(WHAT IS NEEDED):
Make an exact copy of the entries, and keep any pictures out of it.

(GIVEN ENTRIES):

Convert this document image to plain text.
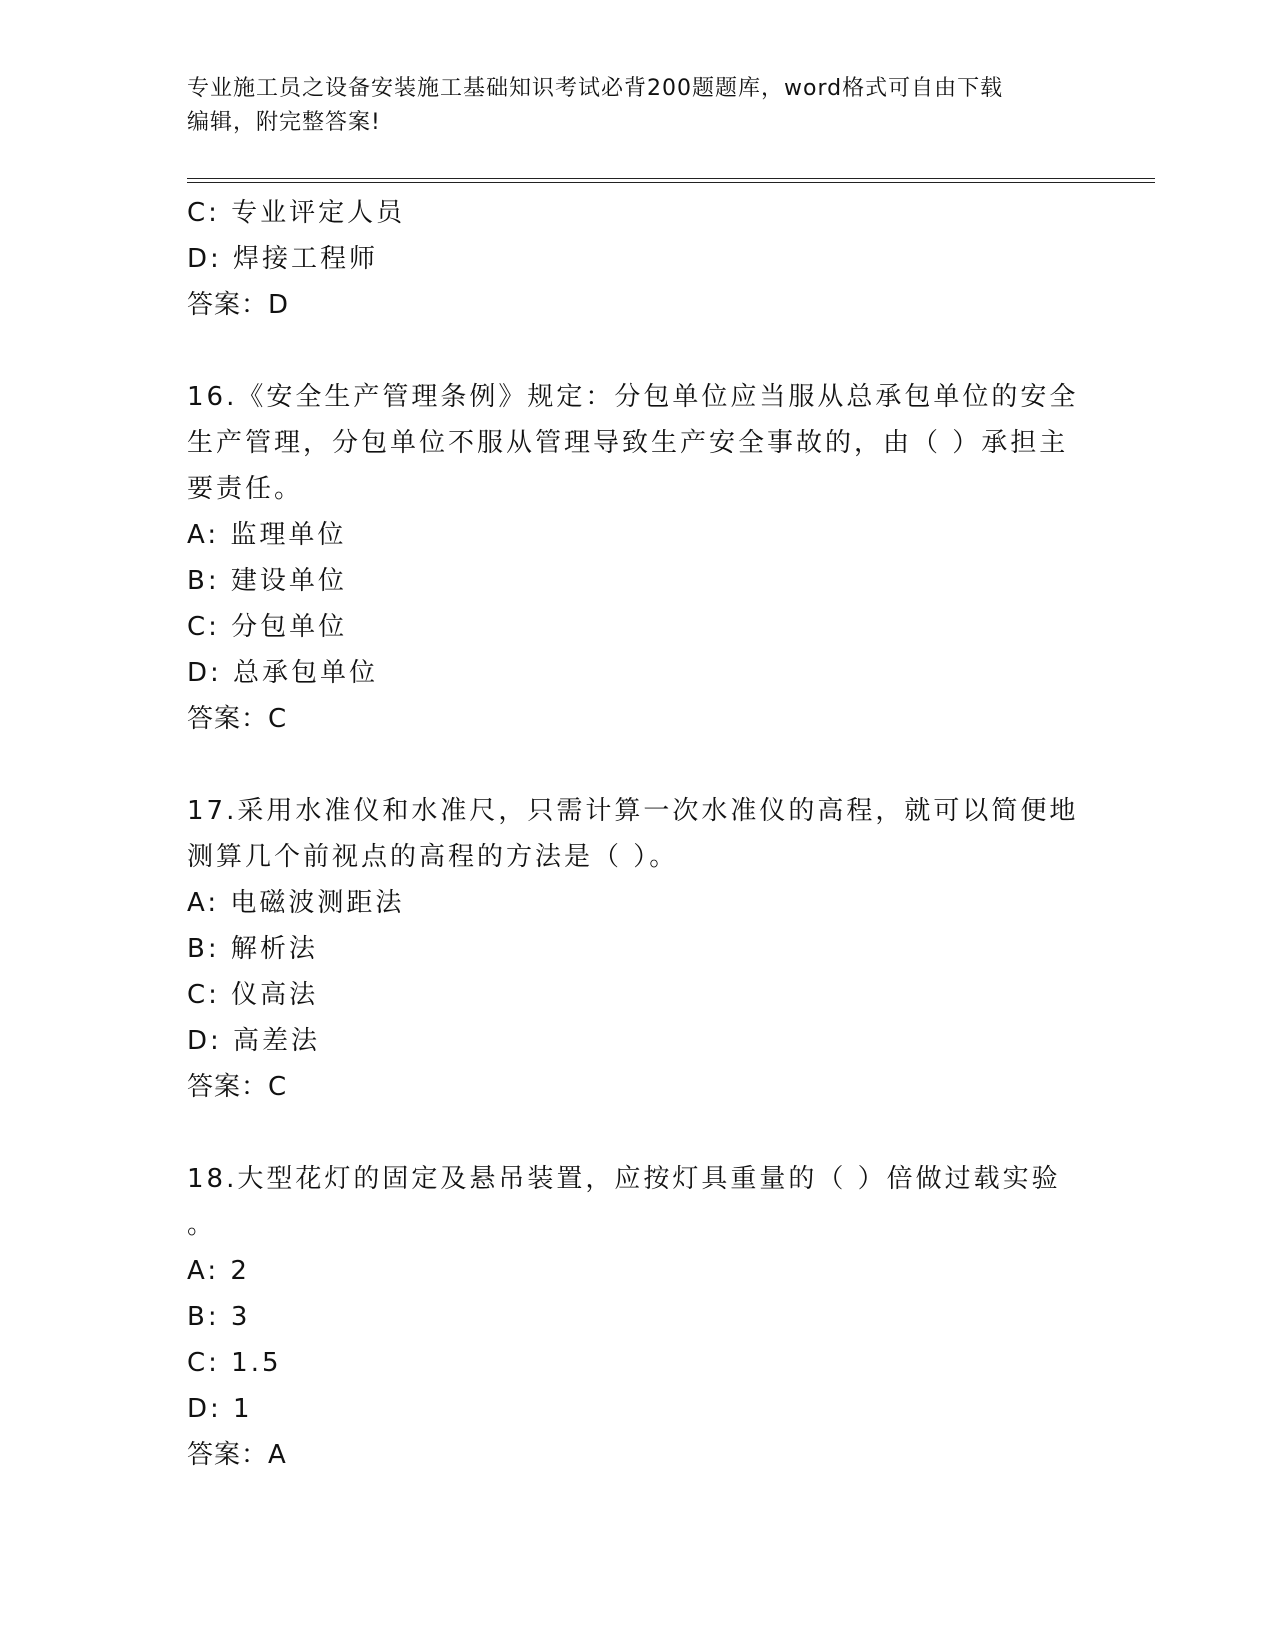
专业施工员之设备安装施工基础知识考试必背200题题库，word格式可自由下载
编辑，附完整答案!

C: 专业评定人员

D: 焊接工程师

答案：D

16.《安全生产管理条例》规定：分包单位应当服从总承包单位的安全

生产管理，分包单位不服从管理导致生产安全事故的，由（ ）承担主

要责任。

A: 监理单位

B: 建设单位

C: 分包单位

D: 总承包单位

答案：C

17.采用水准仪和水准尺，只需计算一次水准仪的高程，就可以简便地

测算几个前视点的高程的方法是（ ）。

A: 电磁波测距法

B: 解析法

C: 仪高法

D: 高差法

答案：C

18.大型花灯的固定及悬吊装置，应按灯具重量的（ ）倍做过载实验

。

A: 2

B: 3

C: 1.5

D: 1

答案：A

(WRITTEN SOLUTION):
Convert this document image to plain text.
专业施工员之设备安装施工基础知识考试必背200题题库，word格式可自由下载
编辑，附完整答案!

C: 专业评定人员

D: 焊接工程师

答案：D

16.《安全生产管理条例》规定：分包单位应当服从总承包单位的安全

生产管理，分包单位不服从管理导致生产安全事故的，由（ ）承担主

要责任。

A: 监理单位

B: 建设单位

C: 分包单位

D: 总承包单位

答案：C

17.采用水准仪和水准尺，只需计算一次水准仪的高程，就可以简便地

测算几个前视点的高程的方法是（ ）。

A: 电磁波测距法

B: 解析法

C: 仪高法

D: 高差法

答案：C

18.大型花灯的固定及悬吊装置，应按灯具重量的（ ）倍做过载实验

。

A: 2

B: 3

C: 1.5

D: 1

答案：A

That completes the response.